--- START Records for this exercise ---

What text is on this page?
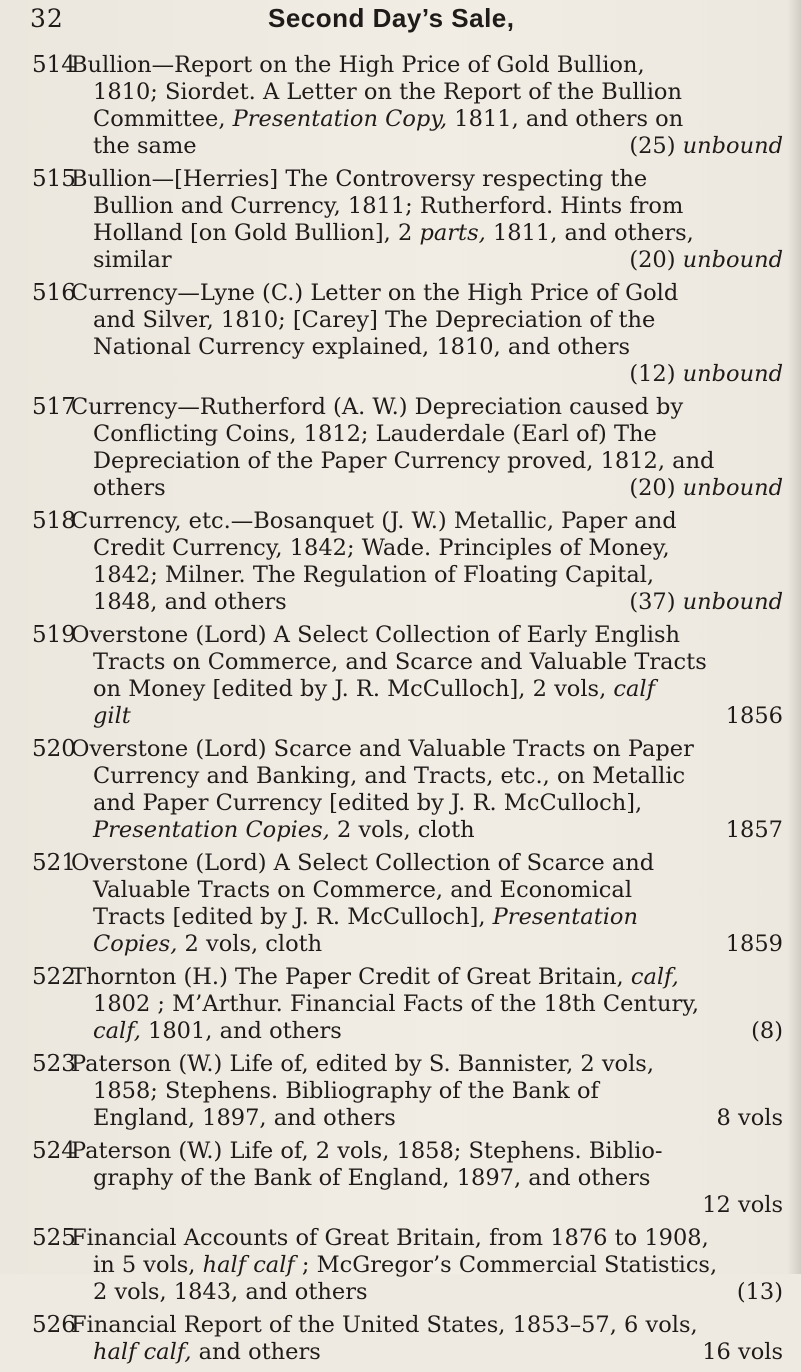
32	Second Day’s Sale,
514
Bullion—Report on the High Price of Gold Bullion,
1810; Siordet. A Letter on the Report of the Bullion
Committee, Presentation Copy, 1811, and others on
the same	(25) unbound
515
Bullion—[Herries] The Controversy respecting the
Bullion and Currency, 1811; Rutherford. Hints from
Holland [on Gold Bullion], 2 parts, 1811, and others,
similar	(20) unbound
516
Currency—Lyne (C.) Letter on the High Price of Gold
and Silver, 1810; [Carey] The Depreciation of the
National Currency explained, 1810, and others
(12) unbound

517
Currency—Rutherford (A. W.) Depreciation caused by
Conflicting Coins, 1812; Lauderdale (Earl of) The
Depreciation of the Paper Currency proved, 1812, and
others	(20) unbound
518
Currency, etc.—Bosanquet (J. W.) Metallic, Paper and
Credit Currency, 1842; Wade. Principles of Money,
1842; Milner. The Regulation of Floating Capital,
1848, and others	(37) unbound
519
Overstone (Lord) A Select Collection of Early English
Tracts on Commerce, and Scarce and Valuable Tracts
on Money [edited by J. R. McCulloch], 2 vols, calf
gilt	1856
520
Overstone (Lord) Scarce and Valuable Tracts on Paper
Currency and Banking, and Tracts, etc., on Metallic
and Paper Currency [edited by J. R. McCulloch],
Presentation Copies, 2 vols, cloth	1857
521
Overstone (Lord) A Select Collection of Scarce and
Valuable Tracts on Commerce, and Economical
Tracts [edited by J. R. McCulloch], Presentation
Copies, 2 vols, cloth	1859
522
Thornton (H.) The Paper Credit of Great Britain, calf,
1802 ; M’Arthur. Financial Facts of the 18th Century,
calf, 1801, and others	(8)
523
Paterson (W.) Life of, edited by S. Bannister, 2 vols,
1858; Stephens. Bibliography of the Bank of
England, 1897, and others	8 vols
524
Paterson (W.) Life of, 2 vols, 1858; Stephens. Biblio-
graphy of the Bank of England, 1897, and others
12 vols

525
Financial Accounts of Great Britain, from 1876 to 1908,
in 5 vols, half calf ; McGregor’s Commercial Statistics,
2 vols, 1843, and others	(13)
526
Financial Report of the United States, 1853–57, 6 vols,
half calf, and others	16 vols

--- END Records for this exercise ---

- [What is expected]
Transcribe the whole listing exactly. Pictures stay out of your copy.

- [Correct output]
What text is on this page?
32	Second Day’s Sale,
514
Bullion—Report on the High Price of Gold Bullion,
1810; Siordet. A Letter on the Report of the Bullion
Committee, Presentation Copy, 1811, and others on
the same	(25) unbound
515
Bullion—[Herries] The Controversy respecting the
Bullion and Currency, 1811; Rutherford. Hints from
Holland [on Gold Bullion], 2 parts, 1811, and others,
similar	(20) unbound
516
Currency—Lyne (C.) Letter on the High Price of Gold
and Silver, 1810; [Carey] The Depreciation of the
National Currency explained, 1810, and others
(12) unbound

517
Currency—Rutherford (A. W.) Depreciation caused by
Conflicting Coins, 1812; Lauderdale (Earl of) The
Depreciation of the Paper Currency proved, 1812, and
others	(20) unbound
518
Currency, etc.—Bosanquet (J. W.) Metallic, Paper and
Credit Currency, 1842; Wade. Principles of Money,
1842; Milner. The Regulation of Floating Capital,
1848, and others	(37) unbound
519
Overstone (Lord) A Select Collection of Early English
Tracts on Commerce, and Scarce and Valuable Tracts
on Money [edited by J. R. McCulloch], 2 vols, calf
gilt	1856
520
Overstone (Lord) Scarce and Valuable Tracts on Paper
Currency and Banking, and Tracts, etc., on Metallic
and Paper Currency [edited by J. R. McCulloch],
Presentation Copies, 2 vols, cloth	1857
521
Overstone (Lord) A Select Collection of Scarce and
Valuable Tracts on Commerce, and Economical
Tracts [edited by J. R. McCulloch], Presentation
Copies, 2 vols, cloth	1859
522
Thornton (H.) The Paper Credit of Great Britain, calf,
1802 ; M’Arthur. Financial Facts of the 18th Century,
calf, 1801, and others	(8)
523
Paterson (W.) Life of, edited by S. Bannister, 2 vols,
1858; Stephens. Bibliography of the Bank of
England, 1897, and others	8 vols
524
Paterson (W.) Life of, 2 vols, 1858; Stephens. Biblio-
graphy of the Bank of England, 1897, and others
12 vols

525
Financial Accounts of Great Britain, from 1876 to 1908,
in 5 vols, half calf ; McGregor’s Commercial Statistics,
2 vols, 1843, and others	(13)
526
Financial Report of the United States, 1853–57, 6 vols,
half calf, and others	16 vols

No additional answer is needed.